## [RECORD LIST]
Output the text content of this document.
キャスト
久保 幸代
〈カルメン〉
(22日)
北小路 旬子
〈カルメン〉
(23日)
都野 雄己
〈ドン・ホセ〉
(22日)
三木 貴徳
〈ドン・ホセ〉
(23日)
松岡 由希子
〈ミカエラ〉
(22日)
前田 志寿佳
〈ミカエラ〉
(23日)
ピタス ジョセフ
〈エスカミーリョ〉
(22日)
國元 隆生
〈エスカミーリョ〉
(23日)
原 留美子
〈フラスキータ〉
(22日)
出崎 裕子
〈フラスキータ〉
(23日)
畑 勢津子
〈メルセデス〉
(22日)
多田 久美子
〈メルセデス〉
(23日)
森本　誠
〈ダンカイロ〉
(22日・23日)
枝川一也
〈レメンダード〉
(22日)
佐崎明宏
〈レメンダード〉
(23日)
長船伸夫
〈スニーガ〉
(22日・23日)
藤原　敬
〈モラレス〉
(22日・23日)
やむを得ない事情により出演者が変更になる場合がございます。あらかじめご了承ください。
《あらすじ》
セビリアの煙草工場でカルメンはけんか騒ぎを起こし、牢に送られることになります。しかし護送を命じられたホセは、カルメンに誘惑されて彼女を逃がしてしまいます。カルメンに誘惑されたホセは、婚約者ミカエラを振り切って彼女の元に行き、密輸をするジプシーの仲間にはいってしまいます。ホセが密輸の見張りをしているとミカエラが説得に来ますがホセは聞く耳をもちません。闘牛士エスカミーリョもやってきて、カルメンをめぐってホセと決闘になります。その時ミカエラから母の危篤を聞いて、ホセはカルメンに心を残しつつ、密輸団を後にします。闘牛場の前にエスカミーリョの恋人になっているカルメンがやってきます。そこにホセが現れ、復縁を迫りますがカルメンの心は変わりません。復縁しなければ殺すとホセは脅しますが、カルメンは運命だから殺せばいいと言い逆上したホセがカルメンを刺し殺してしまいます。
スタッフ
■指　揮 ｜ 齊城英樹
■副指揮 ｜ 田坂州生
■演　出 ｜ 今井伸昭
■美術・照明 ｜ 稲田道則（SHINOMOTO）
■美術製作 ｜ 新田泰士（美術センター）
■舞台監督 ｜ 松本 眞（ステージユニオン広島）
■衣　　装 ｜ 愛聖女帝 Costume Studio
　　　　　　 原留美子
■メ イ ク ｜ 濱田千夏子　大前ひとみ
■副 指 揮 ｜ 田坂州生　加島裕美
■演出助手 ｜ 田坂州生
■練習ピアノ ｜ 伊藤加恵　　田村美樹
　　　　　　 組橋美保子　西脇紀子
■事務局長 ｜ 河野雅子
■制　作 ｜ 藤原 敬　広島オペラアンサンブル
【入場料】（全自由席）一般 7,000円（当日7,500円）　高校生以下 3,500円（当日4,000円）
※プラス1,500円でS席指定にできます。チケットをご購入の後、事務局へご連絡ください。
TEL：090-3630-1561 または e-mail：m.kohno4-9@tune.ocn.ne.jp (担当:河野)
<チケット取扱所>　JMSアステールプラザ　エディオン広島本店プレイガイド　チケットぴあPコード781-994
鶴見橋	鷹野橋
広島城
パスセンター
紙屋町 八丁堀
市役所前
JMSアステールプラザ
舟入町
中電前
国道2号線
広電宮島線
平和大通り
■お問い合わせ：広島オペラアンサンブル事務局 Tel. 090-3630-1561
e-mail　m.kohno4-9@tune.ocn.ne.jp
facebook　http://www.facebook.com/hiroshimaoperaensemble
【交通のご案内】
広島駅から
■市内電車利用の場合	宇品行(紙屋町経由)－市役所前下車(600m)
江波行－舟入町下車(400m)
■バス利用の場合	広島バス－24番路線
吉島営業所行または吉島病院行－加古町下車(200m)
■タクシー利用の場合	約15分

## [WHAT IS BEING ASKED]
Emit the full listing verbatim.

## [WORKED SOLUTION]
Output the text content of this document.
キャスト
久保 幸代
〈カルメン〉
(22日)
北小路 旬子
〈カルメン〉
(23日)
都野 雄己
〈ドン・ホセ〉
(22日)
三木 貴徳
〈ドン・ホセ〉
(23日)
松岡 由希子
〈ミカエラ〉
(22日)
前田 志寿佳
〈ミカエラ〉
(23日)
ピタス ジョセフ
〈エスカミーリョ〉
(22日)
國元 隆生
〈エスカミーリョ〉
(23日)
原 留美子
〈フラスキータ〉
(22日)
出崎 裕子
〈フラスキータ〉
(23日)
畑 勢津子
〈メルセデス〉
(22日)
多田 久美子
〈メルセデス〉
(23日)
森本　誠
〈ダンカイロ〉
(22日・23日)
枝川一也
〈レメンダード〉
(22日)
佐崎明宏
〈レメンダード〉
(23日)
長船伸夫
〈スニーガ〉
(22日・23日)
藤原　敬
〈モラレス〉
(22日・23日)
やむを得ない事情により出演者が変更になる場合がございます。あらかじめご了承ください。
《あらすじ》
セビリアの煙草工場でカルメンはけんか騒ぎを起こし、牢に送られることになります。しかし護送を命じられたホセは、カルメンに誘惑されて彼女を逃がしてしまいます。カルメンに誘惑されたホセは、婚約者ミカエラを振り切って彼女の元に行き、密輸をするジプシーの仲間にはいってしまいます。ホセが密輸の見張りをしているとミカエラが説得に来ますがホセは聞く耳をもちません。闘牛士エスカミーリョもやってきて、カルメンをめぐってホセと決闘になります。その時ミカエラから母の危篤を聞いて、ホセはカルメンに心を残しつつ、密輸団を後にします。闘牛場の前にエスカミーリョの恋人になっているカルメンがやってきます。そこにホセが現れ、復縁を迫りますがカルメンの心は変わりません。復縁しなければ殺すとホセは脅しますが、カルメンは運命だから殺せばいいと言い逆上したホセがカルメンを刺し殺してしまいます。
スタッフ
■指　揮 ｜ 齊城英樹
■副指揮 ｜ 田坂州生
■演　出 ｜ 今井伸昭
■美術・照明 ｜ 稲田道則（SHINOMOTO）
■美術製作 ｜ 新田泰士（美術センター）
■舞台監督 ｜ 松本 眞（ステージユニオン広島）
■衣　　装 ｜ 愛聖女帝 Costume Studio
　　　　　　 原留美子
■メ イ ク ｜ 濱田千夏子　大前ひとみ
■副 指 揮 ｜ 田坂州生　加島裕美
■演出助手 ｜ 田坂州生
■練習ピアノ ｜ 伊藤加恵　　田村美樹
　　　　　　 組橋美保子　西脇紀子
■事務局長 ｜ 河野雅子
■制　作 ｜ 藤原 敬　広島オペラアンサンブル
【入場料】（全自由席）一般 7,000円（当日7,500円）　高校生以下 3,500円（当日4,000円）
※プラス1,500円でS席指定にできます。チケットをご購入の後、事務局へご連絡ください。
TEL：090-3630-1561 または e-mail：m.kohno4-9@tune.ocn.ne.jp (担当:河野)
<チケット取扱所>　JMSアステールプラザ　エディオン広島本店プレイガイド　チケットぴあPコード781-994
鶴見橋	鷹野橋
広島城
パスセンター
紙屋町 八丁堀
市役所前
JMSアステールプラザ
舟入町
中電前
国道2号線
広電宮島線
平和大通り
■お問い合わせ：広島オペラアンサンブル事務局 Tel. 090-3630-1561
e-mail　m.kohno4-9@tune.ocn.ne.jp
facebook　http://www.facebook.com/hiroshimaoperaensemble
【交通のご案内】
広島駅から
■市内電車利用の場合	宇品行(紙屋町経由)－市役所前下車(600m)
江波行－舟入町下車(400m)
■バス利用の場合	広島バス－24番路線
吉島営業所行または吉島病院行－加古町下車(200m)
■タクシー利用の場合	約15分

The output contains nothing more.